▶ [Objective] Pick out every line holding the string "quark" and copy it.

▶ [Data for this task]

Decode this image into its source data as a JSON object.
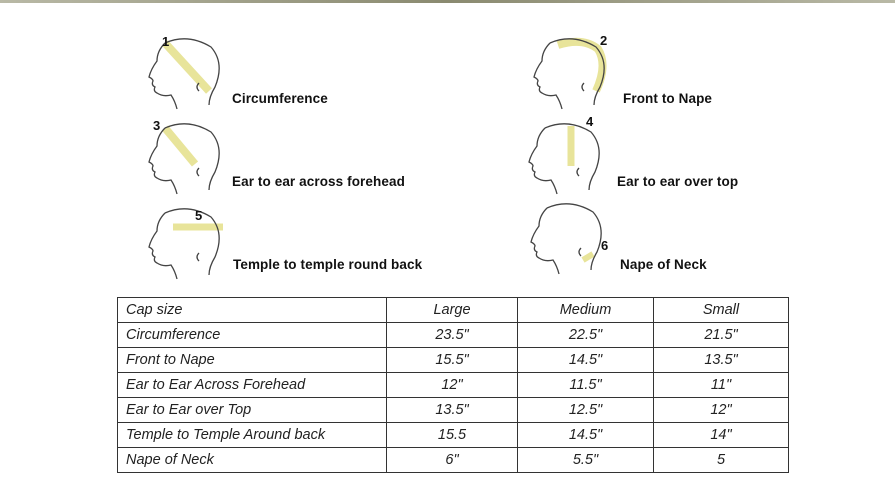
{
  "diagrams": [
    {
      "number": "1",
      "label": "Circumference"
    },
    {
      "number": "2",
      "label": "Front to Nape"
    },
    {
      "number": "3",
      "label": "Ear to ear across forehead"
    },
    {
      "number": "4",
      "label": "Ear to ear over top"
    },
    {
      "number": "5",
      "label": "Temple to temple round back"
    },
    {
      "number": "6",
      "label": "Nape of Neck"
    }
  ],
  "tape_color": "#e8e49a",
  "table": {
    "headers": [
      "Cap size",
      "Large",
      "Medium",
      "Small"
    ],
    "rows": [
      [
        "Circumference",
        "23.5\"",
        "22.5\"",
        "21.5\""
      ],
      [
        "Front to Nape",
        "15.5\"",
        "14.5\"",
        "13.5\""
      ],
      [
        "Ear to Ear Across Forehead",
        "12\"",
        "11.5\"",
        "11\""
      ],
      [
        "Ear to Ear over Top",
        "13.5\"",
        "12.5\"",
        "12\""
      ],
      [
        "Temple to Temple Around back",
        "15.5",
        "14.5\"",
        "14\""
      ],
      [
        "Nape of Neck",
        "6\"",
        "5.5\"",
        "5"
      ]
    ]
  }
}
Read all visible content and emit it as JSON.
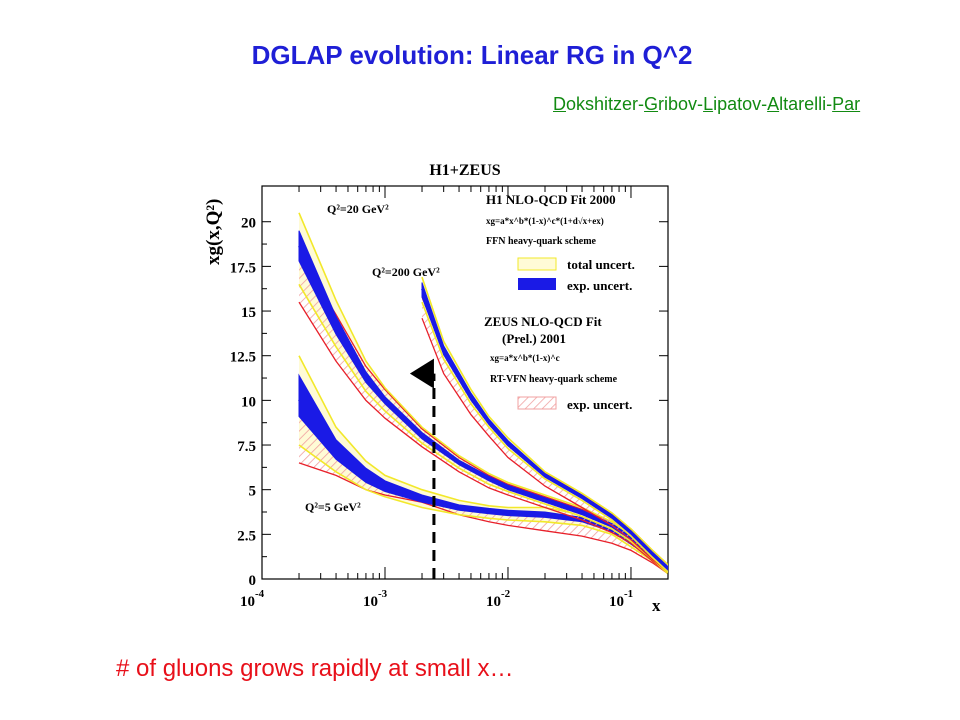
{
  "slide": {
    "title": "DGLAP evolution: Linear RG in Q^2",
    "subtitle_parts": [
      {
        "u": "D",
        "t": "okshitzer-"
      },
      {
        "u": "G",
        "t": "ribov-"
      },
      {
        "u": "L",
        "t": "ipatov-"
      },
      {
        "u": "A",
        "t": "ltarelli-"
      },
      {
        "u": "Par",
        "t": ""
      }
    ],
    "footer": "# of gluons grows rapidly at small x…"
  },
  "chart_data": {
    "type": "line",
    "title": "H1+ZEUS",
    "xlabel": "x",
    "ylabel": "xg(x,Q²)",
    "x_scale": "log",
    "xlim": [
      0.0001,
      0.2
    ],
    "ylim": [
      0,
      22
    ],
    "x_ticks": [
      {
        "value": 0.0001,
        "base": "10",
        "exp": "-4"
      },
      {
        "value": 0.001,
        "base": "10",
        "exp": "-3"
      },
      {
        "value": 0.01,
        "base": "10",
        "exp": "-2"
      },
      {
        "value": 0.1,
        "base": "10",
        "exp": "-1"
      }
    ],
    "y_ticks": [
      "0",
      "2.5",
      "5",
      "7.5",
      "10",
      "12.5",
      "15",
      "17.5",
      "20"
    ],
    "y_tick_values": [
      0,
      2.5,
      5,
      7.5,
      10,
      12.5,
      15,
      17.5,
      20
    ],
    "series": [
      {
        "label": "Q²=5 GeV²",
        "x": [
          0.0002,
          0.0004,
          0.0007,
          0.001,
          0.002,
          0.004,
          0.007,
          0.01,
          0.02,
          0.04,
          0.07,
          0.1,
          0.15,
          0.2
        ],
        "h1_center": [
          10.0,
          7.2,
          5.8,
          5.2,
          4.5,
          4.0,
          3.8,
          3.7,
          3.6,
          3.3,
          2.8,
          2.1,
          1.2,
          0.5
        ],
        "h1_total_band": [
          [
            7.5,
            12.5
          ],
          [
            6.0,
            8.5
          ],
          [
            5.0,
            6.6
          ],
          [
            4.6,
            5.8
          ],
          [
            4.0,
            5.0
          ],
          [
            3.6,
            4.4
          ],
          [
            3.4,
            4.1
          ],
          [
            3.3,
            4.0
          ],
          [
            3.2,
            4.0
          ],
          [
            3.0,
            3.6
          ],
          [
            2.5,
            3.1
          ],
          [
            1.8,
            2.4
          ],
          [
            1.0,
            1.5
          ],
          [
            0.3,
            0.7
          ]
        ],
        "h1_exp_band": [
          [
            9.1,
            11.4
          ],
          [
            6.7,
            7.8
          ],
          [
            5.4,
            6.2
          ],
          [
            4.9,
            5.5
          ],
          [
            4.3,
            4.7
          ],
          [
            3.85,
            4.15
          ],
          [
            3.65,
            3.95
          ],
          [
            3.55,
            3.85
          ],
          [
            3.45,
            3.75
          ],
          [
            3.2,
            3.45
          ],
          [
            2.65,
            2.95
          ],
          [
            1.95,
            2.25
          ],
          [
            1.1,
            1.3
          ],
          [
            0.4,
            0.6
          ]
        ],
        "zeus_band": [
          [
            6.5,
            9.2
          ],
          [
            5.8,
            7.0
          ],
          [
            5.0,
            5.9
          ],
          [
            4.7,
            5.2
          ],
          [
            4.3,
            4.6
          ],
          [
            3.6,
            4.1
          ],
          [
            3.2,
            3.8
          ],
          [
            3.0,
            3.7
          ],
          [
            2.7,
            3.5
          ],
          [
            2.4,
            3.4
          ],
          [
            2.0,
            2.9
          ],
          [
            1.6,
            2.3
          ],
          [
            0.9,
            1.4
          ],
          [
            0.3,
            0.6
          ]
        ]
      },
      {
        "label": "Q²=20 GeV²",
        "x": [
          0.0002,
          0.0004,
          0.0007,
          0.001,
          0.002,
          0.004,
          0.007,
          0.01,
          0.02,
          0.04,
          0.07,
          0.1,
          0.15,
          0.2
        ],
        "h1_center": [
          18.6,
          14.2,
          11.3,
          10.0,
          8.0,
          6.5,
          5.6,
          5.1,
          4.4,
          3.7,
          3.0,
          2.3,
          1.3,
          0.5
        ],
        "h1_total_band": [
          [
            16.5,
            20.5
          ],
          [
            13.0,
            15.6
          ],
          [
            10.5,
            12.2
          ],
          [
            9.4,
            10.7
          ],
          [
            7.6,
            8.5
          ],
          [
            6.2,
            6.9
          ],
          [
            5.3,
            5.9
          ],
          [
            4.9,
            5.4
          ],
          [
            4.2,
            4.7
          ],
          [
            3.5,
            4.0
          ],
          [
            2.8,
            3.2
          ],
          [
            2.1,
            2.5
          ],
          [
            1.1,
            1.5
          ],
          [
            0.3,
            0.7
          ]
        ],
        "h1_exp_band": [
          [
            17.8,
            19.5
          ],
          [
            13.7,
            14.7
          ],
          [
            11.0,
            11.6
          ],
          [
            9.8,
            10.2
          ],
          [
            7.85,
            8.2
          ],
          [
            6.4,
            6.65
          ],
          [
            5.5,
            5.75
          ],
          [
            5.0,
            5.25
          ],
          [
            4.3,
            4.55
          ],
          [
            3.6,
            3.85
          ],
          [
            2.9,
            3.1
          ],
          [
            2.2,
            2.4
          ],
          [
            1.2,
            1.4
          ],
          [
            0.4,
            0.6
          ]
        ],
        "zeus_band": [
          [
            15.5,
            18.2
          ],
          [
            12.2,
            14.8
          ],
          [
            10.0,
            11.9
          ],
          [
            9.0,
            10.6
          ],
          [
            7.4,
            8.4
          ],
          [
            6.0,
            6.8
          ],
          [
            5.1,
            5.8
          ],
          [
            4.7,
            5.3
          ],
          [
            4.0,
            4.6
          ],
          [
            3.3,
            3.9
          ],
          [
            2.6,
            3.2
          ],
          [
            2.0,
            2.5
          ],
          [
            1.0,
            1.5
          ],
          [
            0.3,
            0.7
          ]
        ]
      },
      {
        "label": "Q²=200 GeV²",
        "x": [
          0.002,
          0.003,
          0.005,
          0.007,
          0.01,
          0.02,
          0.04,
          0.07,
          0.1,
          0.15,
          0.2
        ],
        "h1_center": [
          16.2,
          12.8,
          10.2,
          8.8,
          7.6,
          5.8,
          4.6,
          3.5,
          2.6,
          1.4,
          0.6
        ],
        "h1_total_band": [
          [
            15.5,
            16.9
          ],
          [
            12.3,
            13.3
          ],
          [
            9.8,
            10.6
          ],
          [
            8.5,
            9.1
          ],
          [
            7.3,
            7.9
          ],
          [
            5.6,
            6.0
          ],
          [
            4.4,
            4.8
          ],
          [
            3.3,
            3.7
          ],
          [
            2.4,
            2.8
          ],
          [
            1.2,
            1.6
          ],
          [
            0.4,
            0.8
          ]
        ],
        "h1_exp_band": [
          [
            15.8,
            16.6
          ],
          [
            12.55,
            13.05
          ],
          [
            10.0,
            10.4
          ],
          [
            8.65,
            8.95
          ],
          [
            7.45,
            7.75
          ],
          [
            5.7,
            5.9
          ],
          [
            4.5,
            4.7
          ],
          [
            3.4,
            3.6
          ],
          [
            2.5,
            2.7
          ],
          [
            1.3,
            1.5
          ],
          [
            0.5,
            0.7
          ]
        ],
        "zeus_band": [
          [
            14.6,
            15.8
          ],
          [
            11.5,
            12.7
          ],
          [
            9.2,
            10.2
          ],
          [
            8.0,
            8.8
          ],
          [
            6.8,
            7.6
          ],
          [
            5.2,
            5.9
          ],
          [
            4.0,
            4.7
          ],
          [
            3.0,
            3.6
          ],
          [
            2.2,
            2.8
          ],
          [
            1.1,
            1.6
          ],
          [
            0.4,
            0.8
          ]
        ]
      }
    ],
    "legend": {
      "h1_title": "H1 NLO-QCD Fit 2000",
      "h1_formula": "xg=a*x^b*(1-x)^c*(1+d√x+ex)",
      "h1_scheme": "FFN heavy-quark scheme",
      "h1_total": "total uncert.",
      "h1_exp": "exp.  uncert.",
      "zeus_title": "ZEUS NLO-QCD Fit",
      "zeus_title2": "(Prel.) 2001",
      "zeus_formula": "xg=a*x^b*(1-x)^c",
      "zeus_scheme": "RT-VFN heavy-quark scheme",
      "zeus_exp": "exp.  uncert."
    },
    "arrow_x": 0.0025,
    "colors": {
      "h1_exp": "#1a1ae6",
      "h1_total_edge": "#f2e82a",
      "h1_total_fill": "#fffbd6",
      "zeus": "#e8202a",
      "zeus_hatch": "#f0a0a0",
      "title": "#1f1fd6",
      "subtitle": "#128a12",
      "footer": "#e8101a"
    }
  }
}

▶ [Answer to the exercise]
      "h1_scheme": "FFN heavy-quark scheme",
      "zeus_scheme": "RT-VFN heavy-quark scheme",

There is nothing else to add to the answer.